_Stated goal:_ Return every line below as is, leaving out the pictures.

_Extracted records:_
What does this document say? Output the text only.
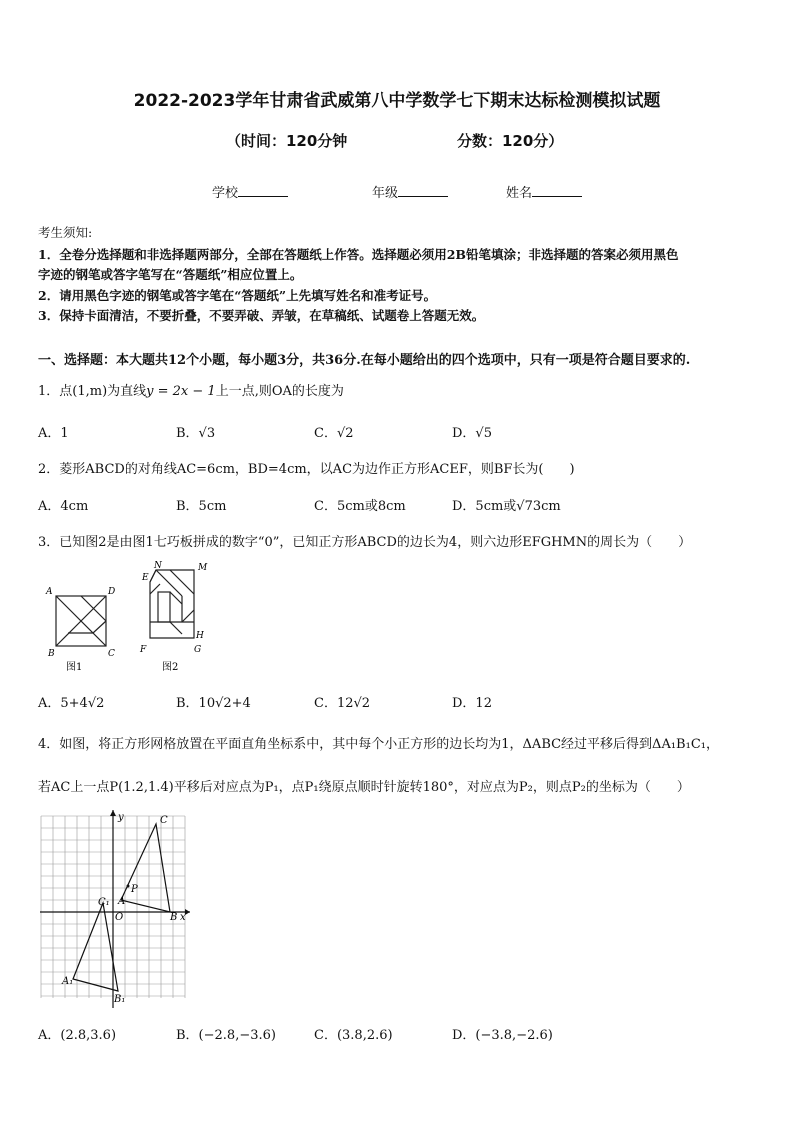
2022-2023学年甘肃省武威第八中学数学七下期末达标检测模拟试题
（时间：120分钟	分数：120分）
学校	年级	姓名
考生须知:
1．全卷分选择题和非选择题两部分，全部在答题纸上作答。选择题必须用2B铅笔填涂；非选择题的答案必须用黑色
字迹的钢笔或答字笔写在“答题纸”相应位置上。
2．请用黑色字迹的钢笔或答字笔在“答题纸”上先填写姓名和准考证号。
3．保持卡面清洁，不要折叠，不要弄破、弄皱，在草稿纸、试题卷上答题无效。
一、选择题：本大题共12个小题，每小题3分，共36分.在每小题给出的四个选项中，只有一项是符合题目要求的.
1．点(1,m)为直线y = 2x − 1上一点,则OA的长度为
A．1	B．√3	C．√2	D．√5
2．菱形ABCD的对角线AC=6cm，BD=4cm，以AC为边作正方形ACEF，则BF长为(　　)
A．4cm	B．5cm	C．5cm或8cm	D．5cm或√73cm
3．已知图2是由图1七巧板拼成的数字“0”，已知正方形ABCD的边长为4，则六边形EFGHMN的周长为（　　）
A	D
B	C
图1
E
N	M
H
F	G
图2
A．5+4√2	B．10√2+4	C．12√2	D．12
4．如图，将正方形网格放置在平面直角坐标系中，其中每个小正方形的边长均为1，ΔABC经过平移后得到ΔA₁B₁C₁，
若AC上一点P(1.2,1.4)平移后对应点为P₁，点P₁绕原点顺时针旋转180°，对应点为P₂，则点P₂的坐标为（　　）
C
A
P
B x
y
O
C₁
A₁
B₁
A．(2.8,3.6)	B．(−2.8,−3.6)	C．(3.8,2.6)	D．(−3.8,−2.6)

_Task output:_
What does this document say? Output the text only.
2022-2023学年甘肃省武威第八中学数学七下期末达标检测模拟试题
（时间：120分钟	分数：120分）
学校	年级	姓名
考生须知:
1．全卷分选择题和非选择题两部分，全部在答题纸上作答。选择题必须用2B铅笔填涂；非选择题的答案必须用黑色
字迹的钢笔或答字笔写在“答题纸”相应位置上。
2．请用黑色字迹的钢笔或答字笔在“答题纸”上先填写姓名和准考证号。
3．保持卡面清洁，不要折叠，不要弄破、弄皱，在草稿纸、试题卷上答题无效。
一、选择题：本大题共12个小题，每小题3分，共36分.在每小题给出的四个选项中，只有一项是符合题目要求的.
1．点(1,m)为直线y = 2x − 1上一点,则OA的长度为
A．1	B．√3	C．√2	D．√5
2．菱形ABCD的对角线AC=6cm，BD=4cm，以AC为边作正方形ACEF，则BF长为(　　)
A．4cm	B．5cm	C．5cm或8cm	D．5cm或√73cm
3．已知图2是由图1七巧板拼成的数字“0”，已知正方形ABCD的边长为4，则六边形EFGHMN的周长为（　　）
A	D
B	C
图1
E
N	M
H
F	G
图2
A．5+4√2	B．10√2+4	C．12√2	D．12
4．如图，将正方形网格放置在平面直角坐标系中，其中每个小正方形的边长均为1，ΔABC经过平移后得到ΔA₁B₁C₁，
若AC上一点P(1.2,1.4)平移后对应点为P₁，点P₁绕原点顺时针旋转180°，对应点为P₂，则点P₂的坐标为（　　）
C
A
P
B x
y
O
C₁
A₁
B₁
A．(2.8,3.6)	B．(−2.8,−3.6)	C．(3.8,2.6)	D．(−3.8,−2.6)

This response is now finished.